31 Commits

Author SHA1 Message Date
Joseph Huber
d85576d368
[libc] Replace RPC 'close()' mechanism with RAII handler (#181690)
Summary:
Closing ports was previously done manually, This makes the protocol more
error prone as unclosed ports will leak and eventually the locks will
run out. I believe the original fear was that the RAII portion would
negatively impact code generation but I have not noticed anything
significant.
2026-02-16 15:14:30 -06:00
Joseph Huber
739e997c3e
[libc] Remove ballot on slab find (#176606)
Summary:
This negatively impacts performance, while the other changes in the
initial PR slightly improved it. This was originally done to make Volta
independent thread scheduling work, but that doesn't seem to work
correctly all the time either so we should make this faster.
2026-01-17 17:40:06 -06:00
Joseph Huber
185f078a6f [libc] Improve SIMT control flow in the GPU allocator
Summary:
The Volta independent thread scheduling is very difficult to work with.
This is a first attempt to make the logic more sound when lanes execute
independently. This isn't all that's required, but it ends up improving
control flow for AMDGPU as well.
2026-01-12 08:24:17 -06:00
Joseph Huber
c18de24d9d
[libc] Add a config option to disable slab reclaiming (#151599)
Summary:
Without slab reclaiming this interface is much simpler and it can speed
up cases with a lot of churn. Basically, wastes memory for performance.
2025-10-10 21:05:51 -05:00
Joseph Huber
005895290d
[libc] Simplifiy slab waiting in GPU memory allocator (#152872)

**What this exercise asks:**
(1) Answer these questions from the commit log:
(a) According to the RPC commit, what happens when ports are left unclosed?
(b) What was the ballot on slab find originally meant to make work?
(c) What does disabling slab reclaiming trade away, and for what?
(2) State whether each statement agrees with the commit log, answering yes or no and quoting the words that decide it:
(a) The author saw a significant effect on code generation from the RAII change.
(b) The SIMT control flow change also improves control flow for AMDGPU.
(c) The ballot on slab find improved performance.
(3) Pick up the libc commit log after its final line and carry it forward.

**Items:**

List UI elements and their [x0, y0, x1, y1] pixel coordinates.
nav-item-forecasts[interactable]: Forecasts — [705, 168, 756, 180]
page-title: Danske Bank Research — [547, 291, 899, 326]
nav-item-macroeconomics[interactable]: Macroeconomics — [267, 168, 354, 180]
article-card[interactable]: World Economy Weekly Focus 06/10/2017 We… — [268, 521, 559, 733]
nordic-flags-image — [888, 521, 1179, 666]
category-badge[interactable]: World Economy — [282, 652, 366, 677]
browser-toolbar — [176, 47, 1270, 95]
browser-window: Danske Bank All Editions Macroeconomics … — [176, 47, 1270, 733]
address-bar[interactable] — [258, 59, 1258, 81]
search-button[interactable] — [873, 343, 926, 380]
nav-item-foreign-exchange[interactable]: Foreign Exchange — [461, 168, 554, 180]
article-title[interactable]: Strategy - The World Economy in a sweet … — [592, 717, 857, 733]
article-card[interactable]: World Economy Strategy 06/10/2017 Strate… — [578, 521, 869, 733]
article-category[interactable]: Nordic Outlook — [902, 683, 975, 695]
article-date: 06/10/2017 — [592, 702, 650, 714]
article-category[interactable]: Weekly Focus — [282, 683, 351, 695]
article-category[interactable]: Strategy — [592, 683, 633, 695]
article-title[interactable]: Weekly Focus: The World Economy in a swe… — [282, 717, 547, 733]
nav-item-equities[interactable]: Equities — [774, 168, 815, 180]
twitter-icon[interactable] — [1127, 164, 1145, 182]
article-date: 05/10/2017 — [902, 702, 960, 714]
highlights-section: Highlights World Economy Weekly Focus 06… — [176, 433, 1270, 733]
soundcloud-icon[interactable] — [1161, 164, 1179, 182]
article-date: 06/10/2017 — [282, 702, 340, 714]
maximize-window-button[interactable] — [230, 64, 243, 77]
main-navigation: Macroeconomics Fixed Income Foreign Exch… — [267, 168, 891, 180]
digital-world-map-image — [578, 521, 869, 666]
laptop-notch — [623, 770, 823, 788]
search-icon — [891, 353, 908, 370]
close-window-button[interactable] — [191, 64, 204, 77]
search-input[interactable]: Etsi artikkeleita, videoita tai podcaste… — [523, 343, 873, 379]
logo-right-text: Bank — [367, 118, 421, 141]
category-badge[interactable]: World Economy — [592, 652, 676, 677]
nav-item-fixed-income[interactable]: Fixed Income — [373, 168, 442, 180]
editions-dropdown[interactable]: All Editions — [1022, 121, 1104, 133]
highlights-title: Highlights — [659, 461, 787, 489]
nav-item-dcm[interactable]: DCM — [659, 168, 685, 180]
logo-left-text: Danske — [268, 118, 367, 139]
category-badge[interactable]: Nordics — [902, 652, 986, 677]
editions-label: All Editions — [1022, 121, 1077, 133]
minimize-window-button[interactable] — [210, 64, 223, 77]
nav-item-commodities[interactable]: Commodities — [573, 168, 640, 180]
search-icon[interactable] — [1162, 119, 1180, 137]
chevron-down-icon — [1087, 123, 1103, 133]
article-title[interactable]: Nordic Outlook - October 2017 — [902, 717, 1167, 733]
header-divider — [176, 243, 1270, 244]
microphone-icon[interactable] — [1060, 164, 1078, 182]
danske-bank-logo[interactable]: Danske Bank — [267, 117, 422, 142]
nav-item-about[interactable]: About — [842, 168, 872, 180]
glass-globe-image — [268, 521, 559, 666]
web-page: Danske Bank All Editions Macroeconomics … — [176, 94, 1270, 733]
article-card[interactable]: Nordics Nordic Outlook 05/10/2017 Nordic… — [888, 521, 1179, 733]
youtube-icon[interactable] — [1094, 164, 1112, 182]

**Exercise responses:**
(1)
(a) The unclosed ports leak, and eventually the locks run out.
(b) Volta independent thread scheduling.
(c) It wastes memory for performance.

(2)
(a) No: "I have not noticed anything significant."
(b) Yes: "it ends up improving control flow for AMDGPU as well."
(c) No: "This negatively impacts performance"

(3)
Summary:
This moves the waiting to be done inside of the `try_lock` routine
instead. This makes the logic much simpler since it's just a single loop
on a load. We should have the same effect here, and since we don't care
about this being a generic interface it shouldn't matter that it waits
abit. Still wait free since it's guaranteed to make progress
*eventually*.
2025-08-11 13:11:39 -05:00
Joseph Huber
ca006898b3
[libc] Cache old slabs when allocating GPU memory (#151866)
Summary:
This patch introduces a lock-free stack used to store a fixed number of
slabs. Instead of going directly through RPC memory, we instead can
consult the cache and use that. Currently, this means that ~64 MiB of
memory will remain in-use if the user completely fills the cache.
However, because we always fully destroy the object, the chunk size can
be reset so they can be fully reused.

This greatly improves performance in cases where the user has previously
accessed malloc, lowering the difference between an implementation that
does not free slabs at all and one that does.

We can also skip the expensive zeroing step if the old chunk size was
smaller than the previous one. Smaller chunk sizes need a larger
bitfield, and because we know for a fact that the number of users
remaining in this slab is zero thanks to the reference counting we can
guarantee that the bitfield is all zero like when it was initialized.
2025-08-08 14:28:41 -05:00
Joseph Huber
b5cd8c34a7 [libc] Fix leader calculation when done in wave64 mode
Summary:
Wave 64 mode touches the upper limit of this, which had an off-by-one
error. This caused it to return the same leader which gave an invalid
view of memory.
2025-07-31 21:26:31 -05:00
Joseph Huber
1a0121cbed [libc] Start slab search at number of allocated bits
Summary:
This patch changes the slab search to start at the number of allocated
bits. Previously we would randomly search, but this gives very good
performance when doing nothing but allocating, which is a common
configuration. This will degrade performance when mixing malloc and free
close to eachother as this is more likely to fail when the counter
starts decreasing.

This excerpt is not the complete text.